● What needs to be done:
List every line below containing "والحركه".

--- BEGIN ---

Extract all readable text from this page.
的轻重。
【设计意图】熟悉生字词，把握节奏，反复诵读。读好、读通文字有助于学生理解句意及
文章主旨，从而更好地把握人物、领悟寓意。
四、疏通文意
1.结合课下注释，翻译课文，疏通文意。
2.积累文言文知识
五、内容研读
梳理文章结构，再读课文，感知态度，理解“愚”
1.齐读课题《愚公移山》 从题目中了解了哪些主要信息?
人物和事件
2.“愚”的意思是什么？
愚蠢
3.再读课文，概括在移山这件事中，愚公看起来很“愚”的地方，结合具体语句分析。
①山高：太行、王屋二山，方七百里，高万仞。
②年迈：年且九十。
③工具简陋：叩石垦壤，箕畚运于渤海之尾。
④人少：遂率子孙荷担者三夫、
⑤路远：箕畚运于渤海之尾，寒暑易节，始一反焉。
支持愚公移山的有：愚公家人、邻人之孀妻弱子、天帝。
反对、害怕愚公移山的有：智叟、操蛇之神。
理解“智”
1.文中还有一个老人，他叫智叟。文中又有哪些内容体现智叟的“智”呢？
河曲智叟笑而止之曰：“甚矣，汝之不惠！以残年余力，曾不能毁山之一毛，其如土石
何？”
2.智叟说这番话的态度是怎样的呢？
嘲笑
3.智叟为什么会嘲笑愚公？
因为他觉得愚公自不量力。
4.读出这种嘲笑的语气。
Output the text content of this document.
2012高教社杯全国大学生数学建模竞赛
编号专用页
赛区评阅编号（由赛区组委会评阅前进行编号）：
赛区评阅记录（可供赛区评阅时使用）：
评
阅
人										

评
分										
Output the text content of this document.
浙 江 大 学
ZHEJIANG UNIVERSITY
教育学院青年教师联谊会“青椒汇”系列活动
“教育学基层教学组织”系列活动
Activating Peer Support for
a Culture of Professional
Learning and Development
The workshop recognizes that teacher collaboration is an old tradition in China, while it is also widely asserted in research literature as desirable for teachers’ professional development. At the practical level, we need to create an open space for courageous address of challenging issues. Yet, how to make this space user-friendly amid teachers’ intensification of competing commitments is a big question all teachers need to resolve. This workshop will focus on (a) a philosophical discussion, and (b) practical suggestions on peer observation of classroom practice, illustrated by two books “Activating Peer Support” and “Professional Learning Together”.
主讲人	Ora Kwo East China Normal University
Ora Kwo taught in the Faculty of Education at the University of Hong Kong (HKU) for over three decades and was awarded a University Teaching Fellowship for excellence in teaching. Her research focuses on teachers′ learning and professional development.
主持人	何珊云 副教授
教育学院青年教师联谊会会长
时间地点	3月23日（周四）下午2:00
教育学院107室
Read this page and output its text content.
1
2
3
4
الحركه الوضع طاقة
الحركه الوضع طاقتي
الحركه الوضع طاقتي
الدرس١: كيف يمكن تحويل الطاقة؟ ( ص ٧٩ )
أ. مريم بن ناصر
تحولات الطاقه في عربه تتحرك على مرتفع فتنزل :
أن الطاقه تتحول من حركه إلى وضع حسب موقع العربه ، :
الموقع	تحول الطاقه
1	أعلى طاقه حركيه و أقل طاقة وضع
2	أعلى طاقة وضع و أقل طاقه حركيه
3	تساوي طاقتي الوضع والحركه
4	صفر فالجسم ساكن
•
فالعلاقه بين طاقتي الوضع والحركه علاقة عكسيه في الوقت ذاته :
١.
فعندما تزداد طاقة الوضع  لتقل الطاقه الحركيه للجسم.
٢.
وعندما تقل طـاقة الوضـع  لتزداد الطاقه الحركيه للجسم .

--- END ---

● Expected answer:
3	تساوي طاقتي الوضع والحركه
فالعلاقه بين طاقتي الوضع والحركه علاقة عكسيه في الوقت ذاته :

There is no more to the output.